_DIRECTION_: Find the lines of data that contain the string "马歇尔计划", then list them.

··········

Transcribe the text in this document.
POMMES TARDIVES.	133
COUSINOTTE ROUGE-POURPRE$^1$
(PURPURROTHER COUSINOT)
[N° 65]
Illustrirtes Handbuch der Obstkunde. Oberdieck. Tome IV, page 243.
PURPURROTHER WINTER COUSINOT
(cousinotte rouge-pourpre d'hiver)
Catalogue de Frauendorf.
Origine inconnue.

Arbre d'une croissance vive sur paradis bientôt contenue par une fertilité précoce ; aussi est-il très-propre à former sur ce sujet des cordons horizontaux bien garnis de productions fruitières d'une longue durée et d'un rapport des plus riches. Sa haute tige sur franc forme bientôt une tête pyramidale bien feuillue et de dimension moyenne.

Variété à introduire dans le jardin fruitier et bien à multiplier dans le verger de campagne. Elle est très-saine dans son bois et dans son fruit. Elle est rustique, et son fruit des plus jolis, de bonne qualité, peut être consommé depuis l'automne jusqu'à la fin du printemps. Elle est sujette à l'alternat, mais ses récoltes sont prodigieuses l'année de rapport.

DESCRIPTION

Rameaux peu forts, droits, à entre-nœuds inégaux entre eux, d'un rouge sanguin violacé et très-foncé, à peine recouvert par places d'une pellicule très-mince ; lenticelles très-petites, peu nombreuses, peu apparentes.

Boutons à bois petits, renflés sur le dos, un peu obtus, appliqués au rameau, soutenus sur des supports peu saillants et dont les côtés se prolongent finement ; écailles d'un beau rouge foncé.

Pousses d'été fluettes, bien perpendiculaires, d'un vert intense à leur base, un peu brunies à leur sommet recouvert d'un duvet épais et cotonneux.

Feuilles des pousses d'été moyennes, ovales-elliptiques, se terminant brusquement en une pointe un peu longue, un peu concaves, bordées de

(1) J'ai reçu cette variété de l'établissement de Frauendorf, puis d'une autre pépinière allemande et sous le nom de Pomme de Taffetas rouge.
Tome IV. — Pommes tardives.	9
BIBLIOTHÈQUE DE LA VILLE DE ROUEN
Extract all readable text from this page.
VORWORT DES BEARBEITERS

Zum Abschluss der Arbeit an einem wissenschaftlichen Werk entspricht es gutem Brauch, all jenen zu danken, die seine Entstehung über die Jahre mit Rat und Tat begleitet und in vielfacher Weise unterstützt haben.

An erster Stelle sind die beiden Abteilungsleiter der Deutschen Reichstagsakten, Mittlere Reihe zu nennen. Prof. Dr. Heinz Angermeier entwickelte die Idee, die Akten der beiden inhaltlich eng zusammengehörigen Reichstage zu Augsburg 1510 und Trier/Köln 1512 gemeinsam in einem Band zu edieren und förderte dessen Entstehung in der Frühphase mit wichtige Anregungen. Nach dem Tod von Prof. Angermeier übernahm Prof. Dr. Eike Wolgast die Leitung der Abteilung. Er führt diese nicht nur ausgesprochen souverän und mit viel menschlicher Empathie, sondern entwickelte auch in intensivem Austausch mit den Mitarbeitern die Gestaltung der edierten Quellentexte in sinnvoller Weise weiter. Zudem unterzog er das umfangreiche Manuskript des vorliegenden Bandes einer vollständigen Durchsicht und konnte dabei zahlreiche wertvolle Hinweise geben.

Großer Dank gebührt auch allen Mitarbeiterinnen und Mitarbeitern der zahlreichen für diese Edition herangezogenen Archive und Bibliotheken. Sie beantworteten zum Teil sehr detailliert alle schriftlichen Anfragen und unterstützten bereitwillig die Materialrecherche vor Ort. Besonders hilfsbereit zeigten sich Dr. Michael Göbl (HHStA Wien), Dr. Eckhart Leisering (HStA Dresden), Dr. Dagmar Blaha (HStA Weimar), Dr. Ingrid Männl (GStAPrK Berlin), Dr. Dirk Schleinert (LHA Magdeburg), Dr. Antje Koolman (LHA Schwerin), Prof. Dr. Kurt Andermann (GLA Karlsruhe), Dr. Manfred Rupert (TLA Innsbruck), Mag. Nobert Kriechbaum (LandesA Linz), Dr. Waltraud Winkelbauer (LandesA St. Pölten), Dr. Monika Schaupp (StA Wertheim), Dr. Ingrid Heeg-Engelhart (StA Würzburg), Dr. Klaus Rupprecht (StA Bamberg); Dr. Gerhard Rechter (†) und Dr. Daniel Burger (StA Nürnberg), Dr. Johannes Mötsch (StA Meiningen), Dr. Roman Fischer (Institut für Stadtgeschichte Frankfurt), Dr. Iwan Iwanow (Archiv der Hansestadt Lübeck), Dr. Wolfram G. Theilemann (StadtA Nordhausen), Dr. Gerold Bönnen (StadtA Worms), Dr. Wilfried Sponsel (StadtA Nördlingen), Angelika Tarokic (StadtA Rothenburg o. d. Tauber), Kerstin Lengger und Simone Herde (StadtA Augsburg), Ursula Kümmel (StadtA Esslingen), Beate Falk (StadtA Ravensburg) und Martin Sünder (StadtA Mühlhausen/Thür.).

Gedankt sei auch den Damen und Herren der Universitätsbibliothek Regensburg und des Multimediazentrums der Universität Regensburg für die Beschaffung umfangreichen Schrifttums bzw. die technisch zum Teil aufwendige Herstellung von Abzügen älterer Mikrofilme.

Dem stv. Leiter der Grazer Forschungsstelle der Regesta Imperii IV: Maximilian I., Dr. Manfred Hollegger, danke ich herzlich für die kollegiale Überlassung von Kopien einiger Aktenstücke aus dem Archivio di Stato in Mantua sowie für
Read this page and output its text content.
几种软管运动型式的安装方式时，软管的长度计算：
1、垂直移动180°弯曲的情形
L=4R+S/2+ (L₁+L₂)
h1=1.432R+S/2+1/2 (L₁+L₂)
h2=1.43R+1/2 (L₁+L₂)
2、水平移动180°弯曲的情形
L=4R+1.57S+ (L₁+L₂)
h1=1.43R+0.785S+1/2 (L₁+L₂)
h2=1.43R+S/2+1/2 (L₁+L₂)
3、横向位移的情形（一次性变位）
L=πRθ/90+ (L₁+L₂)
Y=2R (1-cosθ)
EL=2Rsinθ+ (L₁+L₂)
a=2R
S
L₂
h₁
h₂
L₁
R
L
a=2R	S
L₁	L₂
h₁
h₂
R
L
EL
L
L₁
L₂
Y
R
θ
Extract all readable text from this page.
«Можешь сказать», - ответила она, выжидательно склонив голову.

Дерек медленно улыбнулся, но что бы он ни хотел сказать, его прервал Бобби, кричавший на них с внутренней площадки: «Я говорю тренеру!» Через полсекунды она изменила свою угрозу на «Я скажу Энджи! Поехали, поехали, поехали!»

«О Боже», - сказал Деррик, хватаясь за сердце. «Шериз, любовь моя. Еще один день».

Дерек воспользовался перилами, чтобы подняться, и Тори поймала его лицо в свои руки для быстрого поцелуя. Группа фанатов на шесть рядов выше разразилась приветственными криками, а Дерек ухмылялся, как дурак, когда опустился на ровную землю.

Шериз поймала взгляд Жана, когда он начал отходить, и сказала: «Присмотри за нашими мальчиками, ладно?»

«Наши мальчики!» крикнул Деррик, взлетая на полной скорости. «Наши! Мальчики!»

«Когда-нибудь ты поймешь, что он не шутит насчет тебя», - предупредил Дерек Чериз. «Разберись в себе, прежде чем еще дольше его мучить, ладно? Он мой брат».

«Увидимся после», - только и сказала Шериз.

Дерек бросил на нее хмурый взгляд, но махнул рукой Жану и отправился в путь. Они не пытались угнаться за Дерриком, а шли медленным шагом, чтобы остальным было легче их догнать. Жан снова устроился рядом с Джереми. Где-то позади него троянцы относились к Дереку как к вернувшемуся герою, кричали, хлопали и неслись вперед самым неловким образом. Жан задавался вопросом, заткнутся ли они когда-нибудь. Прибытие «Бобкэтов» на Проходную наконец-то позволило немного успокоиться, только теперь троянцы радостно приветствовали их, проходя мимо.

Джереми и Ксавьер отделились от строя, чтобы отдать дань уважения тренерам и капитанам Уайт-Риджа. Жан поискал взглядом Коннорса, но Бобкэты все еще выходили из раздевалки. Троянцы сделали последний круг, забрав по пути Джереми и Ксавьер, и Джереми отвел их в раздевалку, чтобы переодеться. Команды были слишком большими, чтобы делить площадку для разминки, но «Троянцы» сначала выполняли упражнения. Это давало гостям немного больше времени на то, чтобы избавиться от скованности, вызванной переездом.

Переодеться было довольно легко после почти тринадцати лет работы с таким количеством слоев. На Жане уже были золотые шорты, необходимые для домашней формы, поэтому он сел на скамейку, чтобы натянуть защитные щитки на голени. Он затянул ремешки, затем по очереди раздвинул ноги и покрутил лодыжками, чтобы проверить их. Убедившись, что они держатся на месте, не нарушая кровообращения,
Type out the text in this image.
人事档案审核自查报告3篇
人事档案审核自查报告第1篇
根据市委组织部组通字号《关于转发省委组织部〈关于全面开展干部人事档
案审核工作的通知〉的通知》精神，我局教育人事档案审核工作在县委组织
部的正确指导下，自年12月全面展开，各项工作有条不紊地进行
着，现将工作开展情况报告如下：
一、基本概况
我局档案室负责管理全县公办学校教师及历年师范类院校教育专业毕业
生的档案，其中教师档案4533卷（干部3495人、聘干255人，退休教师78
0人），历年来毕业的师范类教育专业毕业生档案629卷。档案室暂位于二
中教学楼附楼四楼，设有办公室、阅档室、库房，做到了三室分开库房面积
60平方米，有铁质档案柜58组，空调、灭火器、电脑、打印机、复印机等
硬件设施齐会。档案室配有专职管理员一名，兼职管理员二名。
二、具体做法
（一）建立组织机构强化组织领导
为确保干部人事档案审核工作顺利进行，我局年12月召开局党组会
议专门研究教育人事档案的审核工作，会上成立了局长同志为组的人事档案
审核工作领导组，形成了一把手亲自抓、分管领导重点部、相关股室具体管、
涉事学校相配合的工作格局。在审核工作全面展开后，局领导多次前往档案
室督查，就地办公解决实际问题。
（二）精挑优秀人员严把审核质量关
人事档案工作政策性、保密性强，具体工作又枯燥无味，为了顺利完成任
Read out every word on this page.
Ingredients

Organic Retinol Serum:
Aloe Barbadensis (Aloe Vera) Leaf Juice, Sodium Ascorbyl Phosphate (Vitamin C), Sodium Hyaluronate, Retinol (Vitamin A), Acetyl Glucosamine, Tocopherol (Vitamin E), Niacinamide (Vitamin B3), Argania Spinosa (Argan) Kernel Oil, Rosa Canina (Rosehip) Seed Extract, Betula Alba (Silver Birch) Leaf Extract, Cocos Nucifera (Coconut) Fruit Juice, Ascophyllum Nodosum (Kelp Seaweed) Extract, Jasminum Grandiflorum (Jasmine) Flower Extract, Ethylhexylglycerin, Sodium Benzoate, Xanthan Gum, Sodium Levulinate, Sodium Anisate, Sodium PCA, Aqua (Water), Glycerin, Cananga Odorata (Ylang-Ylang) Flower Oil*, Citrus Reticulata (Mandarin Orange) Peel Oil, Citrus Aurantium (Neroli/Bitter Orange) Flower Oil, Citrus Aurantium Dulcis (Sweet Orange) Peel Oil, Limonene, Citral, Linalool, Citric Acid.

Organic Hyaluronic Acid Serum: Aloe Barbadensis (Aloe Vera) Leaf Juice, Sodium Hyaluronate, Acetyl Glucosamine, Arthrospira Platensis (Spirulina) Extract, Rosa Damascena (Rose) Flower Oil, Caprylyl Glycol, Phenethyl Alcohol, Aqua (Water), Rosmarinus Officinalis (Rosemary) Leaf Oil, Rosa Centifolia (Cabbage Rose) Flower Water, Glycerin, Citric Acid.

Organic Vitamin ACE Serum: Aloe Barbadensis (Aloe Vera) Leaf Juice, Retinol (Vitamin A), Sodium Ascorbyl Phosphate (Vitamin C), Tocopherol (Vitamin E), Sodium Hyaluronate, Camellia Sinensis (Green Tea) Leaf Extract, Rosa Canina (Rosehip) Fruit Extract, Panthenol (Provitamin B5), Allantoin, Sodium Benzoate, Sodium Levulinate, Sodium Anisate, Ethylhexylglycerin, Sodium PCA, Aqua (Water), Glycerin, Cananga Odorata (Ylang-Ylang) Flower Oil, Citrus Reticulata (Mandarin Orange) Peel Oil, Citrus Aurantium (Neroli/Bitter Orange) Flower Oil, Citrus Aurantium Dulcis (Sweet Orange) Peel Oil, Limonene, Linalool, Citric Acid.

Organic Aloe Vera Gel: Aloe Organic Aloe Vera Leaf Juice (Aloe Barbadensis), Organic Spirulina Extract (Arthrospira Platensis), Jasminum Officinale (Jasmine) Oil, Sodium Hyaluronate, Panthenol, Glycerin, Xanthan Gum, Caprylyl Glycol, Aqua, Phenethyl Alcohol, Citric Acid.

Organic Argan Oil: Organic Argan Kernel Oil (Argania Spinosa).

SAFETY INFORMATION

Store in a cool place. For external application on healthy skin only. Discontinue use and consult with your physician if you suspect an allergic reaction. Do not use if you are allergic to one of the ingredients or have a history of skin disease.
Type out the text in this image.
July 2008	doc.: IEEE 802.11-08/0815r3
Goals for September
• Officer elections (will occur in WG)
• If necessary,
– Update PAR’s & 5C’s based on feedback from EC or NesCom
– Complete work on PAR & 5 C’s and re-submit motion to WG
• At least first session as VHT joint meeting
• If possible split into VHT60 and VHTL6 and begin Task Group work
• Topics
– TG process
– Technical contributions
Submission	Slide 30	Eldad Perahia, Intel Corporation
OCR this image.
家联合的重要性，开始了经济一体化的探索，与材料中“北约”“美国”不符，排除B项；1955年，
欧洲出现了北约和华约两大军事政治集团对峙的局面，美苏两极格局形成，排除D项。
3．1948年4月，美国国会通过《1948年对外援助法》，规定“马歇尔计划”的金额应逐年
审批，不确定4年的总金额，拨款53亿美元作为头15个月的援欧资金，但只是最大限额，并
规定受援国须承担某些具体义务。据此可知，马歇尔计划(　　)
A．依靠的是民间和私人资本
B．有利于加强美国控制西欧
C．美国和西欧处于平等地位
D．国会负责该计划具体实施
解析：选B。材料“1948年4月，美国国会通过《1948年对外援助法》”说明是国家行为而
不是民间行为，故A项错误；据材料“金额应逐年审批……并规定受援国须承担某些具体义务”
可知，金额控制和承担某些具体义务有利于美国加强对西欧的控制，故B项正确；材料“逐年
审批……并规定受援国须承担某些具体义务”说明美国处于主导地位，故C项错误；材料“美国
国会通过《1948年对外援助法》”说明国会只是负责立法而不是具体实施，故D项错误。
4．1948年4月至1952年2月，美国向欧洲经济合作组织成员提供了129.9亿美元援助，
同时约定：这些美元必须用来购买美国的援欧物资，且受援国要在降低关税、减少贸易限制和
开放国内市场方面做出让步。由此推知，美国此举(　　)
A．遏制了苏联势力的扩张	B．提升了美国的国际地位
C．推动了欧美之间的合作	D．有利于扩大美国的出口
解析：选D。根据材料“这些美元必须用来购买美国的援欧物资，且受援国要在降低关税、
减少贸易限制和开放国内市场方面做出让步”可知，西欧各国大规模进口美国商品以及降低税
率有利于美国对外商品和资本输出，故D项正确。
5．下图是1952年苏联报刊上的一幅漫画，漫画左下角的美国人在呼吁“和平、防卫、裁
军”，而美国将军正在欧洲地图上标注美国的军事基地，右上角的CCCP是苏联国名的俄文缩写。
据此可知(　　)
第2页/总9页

··········

_WRITTEN SOLUTION_:
3．1948年4月，美国国会通过《1948年对外援助法》，规定“马歇尔计划”的金额应逐年
规定受援国须承担某些具体义务。据此可知，马歇尔计划(　　)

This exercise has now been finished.